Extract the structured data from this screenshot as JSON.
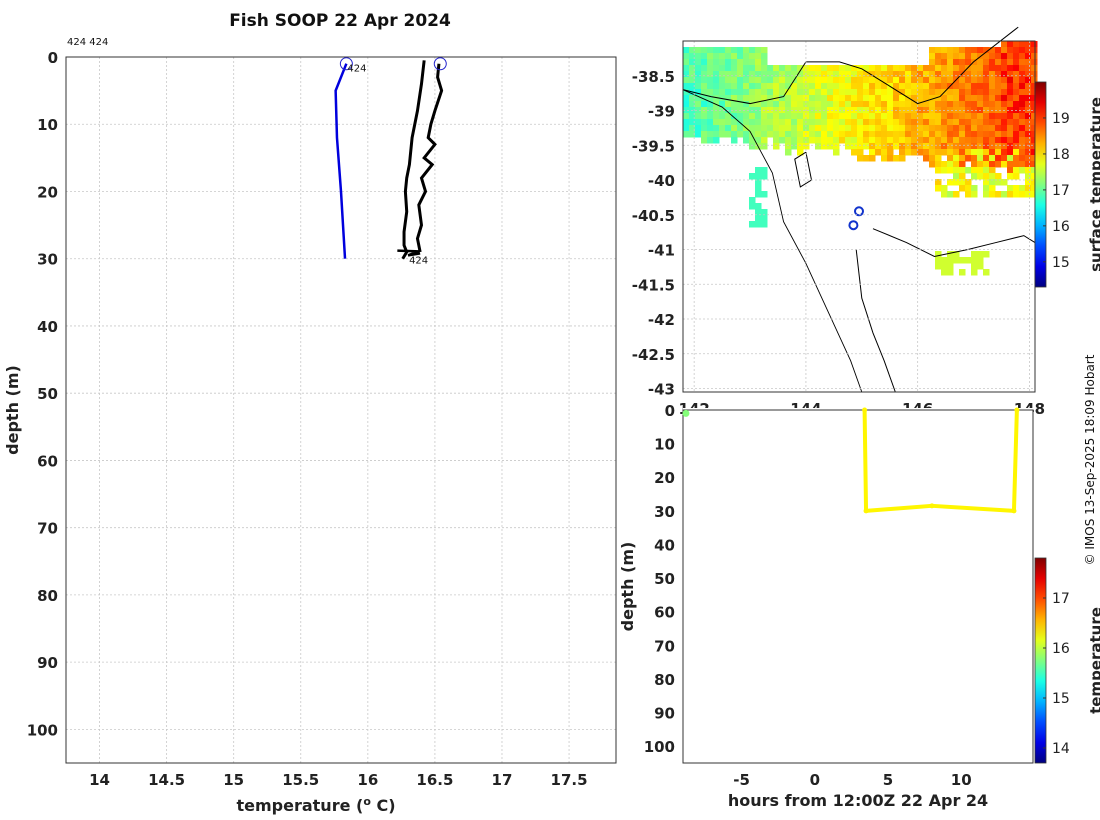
{
  "title": "Fish SOOP 22 Apr 2024",
  "top_note": "424 424",
  "credit": "© IMOS 13-Sep-2025 18:09 Hobart",
  "chart_data": [
    {
      "id": "profile",
      "type": "line",
      "xlabel": "temperature (",
      "xlabel_sup": "o",
      "xlabel_tail": " C)",
      "ylabel": "depth (m)",
      "xlim": [
        13.75,
        17.85
      ],
      "ylim": [
        0,
        105
      ],
      "xticks": [
        14,
        14.5,
        15,
        15.5,
        16,
        16.5,
        17,
        17.5
      ],
      "xtick_labels": [
        "14",
        "14.5",
        "15",
        "15.5",
        "16",
        "16.5",
        "17",
        "17.5"
      ],
      "yticks": [
        0,
        10,
        20,
        30,
        40,
        50,
        60,
        70,
        80,
        90,
        100
      ],
      "ytick_labels": [
        "0",
        "10",
        "20",
        "30",
        "40",
        "50",
        "60",
        "70",
        "80",
        "90",
        "100"
      ],
      "series": [
        {
          "name": "blue",
          "color": "#0000dd",
          "x": [
            15.84,
            15.76,
            15.77,
            15.8,
            15.83
          ],
          "y": [
            1,
            5,
            12,
            20,
            30
          ]
        },
        {
          "name": "black-left",
          "color": "#000000",
          "x": [
            16.42,
            16.4,
            16.37,
            16.33,
            16.31,
            16.29,
            16.28,
            16.29,
            16.27,
            16.27,
            16.29,
            16.26
          ],
          "y": [
            0.5,
            4,
            8,
            12,
            16,
            18,
            20,
            23,
            26,
            28,
            29,
            30
          ]
        },
        {
          "name": "black-right",
          "color": "#000000",
          "x": [
            16.53,
            16.52,
            16.55,
            16.5,
            16.47,
            16.45,
            16.5,
            16.42,
            16.48,
            16.4,
            16.43,
            16.38,
            16.4,
            16.37,
            16.39
          ],
          "y": [
            1,
            3,
            5,
            8,
            10,
            12,
            13,
            15,
            16,
            18,
            20,
            22,
            25,
            27,
            29
          ]
        }
      ],
      "markers": [
        {
          "x": 15.84,
          "y": 1,
          "label": "424"
        },
        {
          "x": 16.54,
          "y": 1,
          "label": ""
        }
      ],
      "end_label": {
        "x": 16.3,
        "y": 30,
        "label": "424"
      }
    },
    {
      "id": "map",
      "type": "heatmap",
      "xlim": [
        141.8,
        148.1
      ],
      "ylim": [
        -43.05,
        -38.0
      ],
      "xticks": [
        142,
        144,
        146,
        148
      ],
      "xtick_labels": [
        "142",
        "144",
        "146",
        "148"
      ],
      "yticks": [
        -38.5,
        -39,
        -39.5,
        -40,
        -40.5,
        -41,
        -41.5,
        -42,
        -42.5,
        -43
      ],
      "ytick_labels": [
        "-38.5",
        "-39",
        "-39.5",
        "-40",
        "-40.5",
        "-41",
        "-41.5",
        "-42",
        "-42.5",
        "-43"
      ],
      "colorbar_label": "surface temperature",
      "colorbar_range": [
        14.3,
        20.0
      ],
      "colorbar_ticks": [
        15,
        16,
        17,
        18,
        19
      ],
      "colorbar_tick_labels": [
        "15",
        "16",
        "17",
        "18",
        "19"
      ]
    },
    {
      "id": "timeseries",
      "type": "scatter",
      "xlabel": "hours from 12:00Z 22 Apr 24",
      "ylabel": "depth (m)",
      "xlim": [
        -9,
        14.9
      ],
      "ylim": [
        0,
        105
      ],
      "xticks": [
        -5,
        0,
        5,
        10
      ],
      "xtick_labels": [
        "-5",
        "0",
        "5",
        "10"
      ],
      "yticks": [
        0,
        10,
        20,
        30,
        40,
        50,
        60,
        70,
        80,
        90,
        100
      ],
      "ytick_labels": [
        "0",
        "10",
        "20",
        "30",
        "40",
        "50",
        "60",
        "70",
        "80",
        "90",
        "100"
      ],
      "colorbar_label": "temperature",
      "colorbar_range": [
        13.7,
        17.8
      ],
      "colorbar_ticks": [
        14,
        15,
        16,
        17
      ],
      "colorbar_tick_labels": [
        "14",
        "15",
        "16",
        "17"
      ],
      "points": [
        {
          "x": -8.8,
          "y": 1,
          "t": 16.1
        },
        {
          "x": 3.4,
          "y": 0,
          "t": 16.3
        },
        {
          "x": 3.5,
          "y": 30,
          "t": 16.3
        },
        {
          "x": 8.0,
          "y": 28.5,
          "t": 16.3
        },
        {
          "x": 13.6,
          "y": 30,
          "t": 16.3
        },
        {
          "x": 13.8,
          "y": 0,
          "t": 16.3
        }
      ]
    }
  ]
}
--*--
| YOUR GOAL |
Collect every line with the string "type" from the records, and copy each.

| TASK RESPONSE |
      "type": "line",
      "type": "heatmap",
      "type": "scatter",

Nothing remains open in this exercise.